BEGIN The input

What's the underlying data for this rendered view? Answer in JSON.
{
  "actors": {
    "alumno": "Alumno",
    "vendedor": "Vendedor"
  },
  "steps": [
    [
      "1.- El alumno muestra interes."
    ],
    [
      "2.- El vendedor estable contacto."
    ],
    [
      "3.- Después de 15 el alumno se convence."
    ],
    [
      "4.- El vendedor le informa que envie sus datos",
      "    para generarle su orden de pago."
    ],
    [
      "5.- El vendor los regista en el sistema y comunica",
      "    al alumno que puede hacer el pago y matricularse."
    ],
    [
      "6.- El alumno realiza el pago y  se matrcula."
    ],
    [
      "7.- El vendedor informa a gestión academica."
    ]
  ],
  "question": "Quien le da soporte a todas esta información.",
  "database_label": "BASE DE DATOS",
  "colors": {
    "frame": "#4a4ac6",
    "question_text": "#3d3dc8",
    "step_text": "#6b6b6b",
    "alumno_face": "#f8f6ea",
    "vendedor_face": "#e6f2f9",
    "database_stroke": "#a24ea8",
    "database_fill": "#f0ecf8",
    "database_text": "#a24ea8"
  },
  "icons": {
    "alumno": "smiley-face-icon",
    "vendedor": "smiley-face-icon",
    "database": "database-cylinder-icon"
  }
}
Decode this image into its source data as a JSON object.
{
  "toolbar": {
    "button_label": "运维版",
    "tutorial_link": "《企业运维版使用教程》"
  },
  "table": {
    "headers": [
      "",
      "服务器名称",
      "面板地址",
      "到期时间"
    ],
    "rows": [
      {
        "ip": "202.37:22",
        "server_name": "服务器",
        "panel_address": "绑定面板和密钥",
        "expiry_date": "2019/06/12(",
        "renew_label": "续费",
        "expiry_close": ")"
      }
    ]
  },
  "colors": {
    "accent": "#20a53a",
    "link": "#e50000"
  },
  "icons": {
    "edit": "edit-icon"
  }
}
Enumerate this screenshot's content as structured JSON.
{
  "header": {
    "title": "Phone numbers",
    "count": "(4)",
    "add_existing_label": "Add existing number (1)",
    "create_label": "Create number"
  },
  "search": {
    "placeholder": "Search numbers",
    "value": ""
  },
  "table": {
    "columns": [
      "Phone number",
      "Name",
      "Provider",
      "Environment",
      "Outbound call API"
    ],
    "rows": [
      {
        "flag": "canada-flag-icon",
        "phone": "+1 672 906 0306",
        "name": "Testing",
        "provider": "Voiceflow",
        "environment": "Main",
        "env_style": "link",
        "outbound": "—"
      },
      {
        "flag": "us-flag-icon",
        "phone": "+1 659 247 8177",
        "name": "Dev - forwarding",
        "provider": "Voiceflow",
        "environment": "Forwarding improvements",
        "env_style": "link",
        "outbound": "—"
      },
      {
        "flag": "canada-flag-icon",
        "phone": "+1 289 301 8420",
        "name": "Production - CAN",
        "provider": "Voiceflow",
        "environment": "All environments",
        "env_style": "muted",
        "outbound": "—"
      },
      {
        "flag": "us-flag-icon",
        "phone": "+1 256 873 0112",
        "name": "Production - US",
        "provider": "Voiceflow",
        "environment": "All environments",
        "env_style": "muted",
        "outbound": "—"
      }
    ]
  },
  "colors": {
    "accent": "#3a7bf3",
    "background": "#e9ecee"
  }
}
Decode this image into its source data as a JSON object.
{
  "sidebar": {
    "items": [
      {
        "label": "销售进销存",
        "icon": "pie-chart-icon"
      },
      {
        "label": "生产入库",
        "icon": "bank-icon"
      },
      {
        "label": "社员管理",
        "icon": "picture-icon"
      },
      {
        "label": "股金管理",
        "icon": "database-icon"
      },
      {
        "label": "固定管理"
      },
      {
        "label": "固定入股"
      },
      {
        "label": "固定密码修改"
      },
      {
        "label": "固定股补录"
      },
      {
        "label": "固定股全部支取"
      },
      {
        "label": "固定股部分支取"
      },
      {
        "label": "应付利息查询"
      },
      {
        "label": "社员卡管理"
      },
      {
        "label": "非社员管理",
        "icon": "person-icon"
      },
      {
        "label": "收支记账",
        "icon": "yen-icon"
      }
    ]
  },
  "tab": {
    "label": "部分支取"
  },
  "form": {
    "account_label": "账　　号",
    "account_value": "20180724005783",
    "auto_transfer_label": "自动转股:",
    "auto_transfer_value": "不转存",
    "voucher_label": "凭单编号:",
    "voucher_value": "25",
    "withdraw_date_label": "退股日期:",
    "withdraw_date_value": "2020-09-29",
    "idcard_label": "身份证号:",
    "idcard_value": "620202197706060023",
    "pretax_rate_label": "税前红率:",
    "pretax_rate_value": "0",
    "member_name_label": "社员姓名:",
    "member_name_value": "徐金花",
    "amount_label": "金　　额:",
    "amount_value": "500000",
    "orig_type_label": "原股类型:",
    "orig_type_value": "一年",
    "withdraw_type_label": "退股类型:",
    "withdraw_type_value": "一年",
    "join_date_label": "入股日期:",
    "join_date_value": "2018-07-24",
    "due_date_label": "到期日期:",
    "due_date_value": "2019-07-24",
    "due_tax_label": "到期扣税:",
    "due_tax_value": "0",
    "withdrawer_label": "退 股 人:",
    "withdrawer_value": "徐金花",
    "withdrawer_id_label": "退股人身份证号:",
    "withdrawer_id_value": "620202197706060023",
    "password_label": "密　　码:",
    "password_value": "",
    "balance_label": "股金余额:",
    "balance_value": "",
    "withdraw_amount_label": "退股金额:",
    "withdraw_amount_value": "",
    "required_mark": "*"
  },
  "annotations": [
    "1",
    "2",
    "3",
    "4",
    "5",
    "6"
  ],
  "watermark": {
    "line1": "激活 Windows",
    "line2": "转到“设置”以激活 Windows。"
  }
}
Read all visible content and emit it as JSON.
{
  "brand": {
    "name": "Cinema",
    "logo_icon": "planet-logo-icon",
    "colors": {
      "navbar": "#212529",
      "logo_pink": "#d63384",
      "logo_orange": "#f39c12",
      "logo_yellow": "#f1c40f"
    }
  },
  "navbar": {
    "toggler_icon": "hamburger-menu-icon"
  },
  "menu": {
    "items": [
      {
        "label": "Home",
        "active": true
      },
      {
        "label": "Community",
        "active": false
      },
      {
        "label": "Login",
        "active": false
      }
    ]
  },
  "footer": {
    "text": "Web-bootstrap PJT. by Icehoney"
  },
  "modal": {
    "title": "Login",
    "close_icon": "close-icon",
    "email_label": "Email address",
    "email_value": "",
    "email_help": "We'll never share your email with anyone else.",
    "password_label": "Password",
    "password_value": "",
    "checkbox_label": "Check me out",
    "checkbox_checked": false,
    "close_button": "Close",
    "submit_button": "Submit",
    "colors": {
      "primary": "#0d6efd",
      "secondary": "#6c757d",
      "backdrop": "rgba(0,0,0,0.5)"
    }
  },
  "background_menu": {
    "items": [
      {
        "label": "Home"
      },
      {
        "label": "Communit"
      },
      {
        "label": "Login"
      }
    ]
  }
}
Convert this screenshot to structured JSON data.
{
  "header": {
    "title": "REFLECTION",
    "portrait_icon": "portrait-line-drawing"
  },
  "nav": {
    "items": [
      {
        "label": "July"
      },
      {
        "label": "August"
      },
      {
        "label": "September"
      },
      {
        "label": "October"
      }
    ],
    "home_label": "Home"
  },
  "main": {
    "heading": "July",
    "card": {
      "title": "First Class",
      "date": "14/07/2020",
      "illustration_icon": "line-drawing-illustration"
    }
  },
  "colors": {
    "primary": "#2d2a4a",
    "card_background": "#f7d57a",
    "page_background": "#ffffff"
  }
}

END The input

Repeat every entry exactly as written above.

[Task result]
What's the underlying data for this rendered view? Answer in JSON.
{
  "actors": {
    "alumno": "Alumno",
    "vendedor": "Vendedor"
  },
  "steps": [
    [
      "1.- El alumno muestra interes."
    ],
    [
      "2.- El vendedor estable contacto."
    ],
    [
      "3.- Después de 15 el alumno se convence."
    ],
    [
      "4.- El vendedor le informa que envie sus datos",
      "    para generarle su orden de pago."
    ],
    [
      "5.- El vendor los regista en el sistema y comunica",
      "    al alumno que puede hacer el pago y matricularse."
    ],
    [
      "6.- El alumno realiza el pago y  se matrcula."
    ],
    [
      "7.- El vendedor informa a gestión academica."
    ]
  ],
  "question": "Quien le da soporte a todas esta información.",
  "database_label": "BASE DE DATOS",
  "colors": {
    "frame": "#4a4ac6",
    "question_text": "#3d3dc8",
    "step_text": "#6b6b6b",
    "alumno_face": "#f8f6ea",
    "vendedor_face": "#e6f2f9",
    "database_stroke": "#a24ea8",
    "database_fill": "#f0ecf8",
    "database_text": "#a24ea8"
  },
  "icons": {
    "alumno": "smiley-face-icon",
    "vendedor": "smiley-face-icon",
    "database": "database-cylinder-icon"
  }
}
Decode this image into its source data as a JSON object.
{
  "toolbar": {
    "button_label": "运维版",
    "tutorial_link": "《企业运维版使用教程》"
  },
  "table": {
    "headers": [
      "",
      "服务器名称",
      "面板地址",
      "到期时间"
    ],
    "rows": [
      {
        "ip": "202.37:22",
        "server_name": "服务器",
        "panel_address": "绑定面板和密钥",
        "expiry_date": "2019/06/12(",
        "renew_label": "续费",
        "expiry_close": ")"
      }
    ]
  },
  "colors": {
    "accent": "#20a53a",
    "link": "#e50000"
  },
  "icons": {
    "edit": "edit-icon"
  }
}
Enumerate this screenshot's content as structured JSON.
{
  "header": {
    "title": "Phone numbers",
    "count": "(4)",
    "add_existing_label": "Add existing number (1)",
    "create_label": "Create number"
  },
  "search": {
    "placeholder": "Search numbers",
    "value": ""
  },
  "table": {
    "columns": [
      "Phone number",
      "Name",
      "Provider",
      "Environment",
      "Outbound call API"
    ],
    "rows": [
      {
        "flag": "canada-flag-icon",
        "phone": "+1 672 906 0306",
        "name": "Testing",
        "provider": "Voiceflow",
        "environment": "Main",
        "env_style": "link",
        "outbound": "—"
      },
      {
        "flag": "us-flag-icon",
        "phone": "+1 659 247 8177",
        "name": "Dev - forwarding",
        "provider": "Voiceflow",
        "environment": "Forwarding improvements",
        "env_style": "link",
        "outbound": "—"
      },
      {
        "flag": "canada-flag-icon",
        "phone": "+1 289 301 8420",
        "name": "Production - CAN",
        "provider": "Voiceflow",
        "environment": "All environments",
        "env_style": "muted",
        "outbound": "—"
      },
      {
        "flag": "us-flag-icon",
        "phone": "+1 256 873 0112",
        "name": "Production - US",
        "provider": "Voiceflow",
        "environment": "All environments",
        "env_style": "muted",
        "outbound": "—"
      }
    ]
  },
  "colors": {
    "accent": "#3a7bf3",
    "background": "#e9ecee"
  }
}
Decode this image into its source data as a JSON object.
{
  "sidebar": {
    "items": [
      {
        "label": "销售进销存",
        "icon": "pie-chart-icon"
      },
      {
        "label": "生产入库",
        "icon": "bank-icon"
      },
      {
        "label": "社员管理",
        "icon": "picture-icon"
      },
      {
        "label": "股金管理",
        "icon": "database-icon"
      },
      {
        "label": "固定管理"
      },
      {
        "label": "固定入股"
      },
      {
        "label": "固定密码修改"
      },
      {
        "label": "固定股补录"
      },
      {
        "label": "固定股全部支取"
      },
      {
        "label": "固定股部分支取"
      },
      {
        "label": "应付利息查询"
      },
      {
        "label": "社员卡管理"
      },
      {
        "label": "非社员管理",
        "icon": "person-icon"
      },
      {
        "label": "收支记账",
        "icon": "yen-icon"
      }
    ]
  },
  "tab": {
    "label": "部分支取"
  },
  "form": {
    "account_label": "账　　号",
    "account_value": "20180724005783",
    "auto_transfer_label": "自动转股:",
    "auto_transfer_value": "不转存",
    "voucher_label": "凭单编号:",
    "voucher_value": "25",
    "withdraw_date_label": "退股日期:",
    "withdraw_date_value": "2020-09-29",
    "idcard_label": "身份证号:",
    "idcard_value": "620202197706060023",
    "pretax_rate_label": "税前红率:",
    "pretax_rate_value": "0",
    "member_name_label": "社员姓名:",
    "member_name_value": "徐金花",
    "amount_label": "金　　额:",
    "amount_value": "500000",
    "orig_type_label": "原股类型:",
    "orig_type_value": "一年",
    "withdraw_type_label": "退股类型:",
    "withdraw_type_value": "一年",
    "join_date_label": "入股日期:",
    "join_date_value": "2018-07-24",
    "due_date_label": "到期日期:",
    "due_date_value": "2019-07-24",
    "due_tax_label": "到期扣税:",
    "due_tax_value": "0",
    "withdrawer_label": "退 股 人:",
    "withdrawer_value": "徐金花",
    "withdrawer_id_label": "退股人身份证号:",
    "withdrawer_id_value": "620202197706060023",
    "password_label": "密　　码:",
    "password_value": "",
    "balance_label": "股金余额:",
    "balance_value": "",
    "withdraw_amount_label": "退股金额:",
    "withdraw_amount_value": "",
    "required_mark": "*"
  },
  "annotations": [
    "1",
    "2",
    "3",
    "4",
    "5",
    "6"
  ],
  "watermark": {
    "line1": "激活 Windows",
    "line2": "转到“设置”以激活 Windows。"
  }
}
Read all visible content and emit it as JSON.
{
  "brand": {
    "name": "Cinema",
    "logo_icon": "planet-logo-icon",
    "colors": {
      "navbar": "#212529",
      "logo_pink": "#d63384",
      "logo_orange": "#f39c12",
      "logo_yellow": "#f1c40f"
    }
  },
  "navbar": {
    "toggler_icon": "hamburger-menu-icon"
  },
  "menu": {
    "items": [
      {
        "label": "Home",
        "active": true
      },
      {
        "label": "Community",
        "active": false
      },
      {
        "label": "Login",
        "active": false
      }
    ]
  },
  "footer": {
    "text": "Web-bootstrap PJT. by Icehoney"
  },
  "modal": {
    "title": "Login",
    "close_icon": "close-icon",
    "email_label": "Email address",
    "email_value": "",
    "email_help": "We'll never share your email with anyone else.",
    "password_label": "Password",
    "password_value": "",
    "checkbox_label": "Check me out",
    "checkbox_checked": false,
    "close_button": "Close",
    "submit_button": "Submit",
    "colors": {
      "primary": "#0d6efd",
      "secondary": "#6c757d",
      "backdrop": "rgba(0,0,0,0.5)"
    }
  },
  "background_menu": {
    "items": [
      {
        "label": "Home"
      },
      {
        "label": "Communit"
      },
      {
        "label": "Login"
      }
    ]
  }
}
Convert this screenshot to structured JSON data.
{
  "header": {
    "title": "REFLECTION",
    "portrait_icon": "portrait-line-drawing"
  },
  "nav": {
    "items": [
      {
        "label": "July"
      },
      {
        "label": "August"
      },
      {
        "label": "September"
      },
      {
        "label": "October"
      }
    ],
    "home_label": "Home"
  },
  "main": {
    "heading": "July",
    "card": {
      "title": "First Class",
      "date": "14/07/2020",
      "illustration_icon": "line-drawing-illustration"
    }
  },
  "colors": {
    "primary": "#2d2a4a",
    "card_background": "#f7d57a",
    "page_background": "#ffffff"
  }
}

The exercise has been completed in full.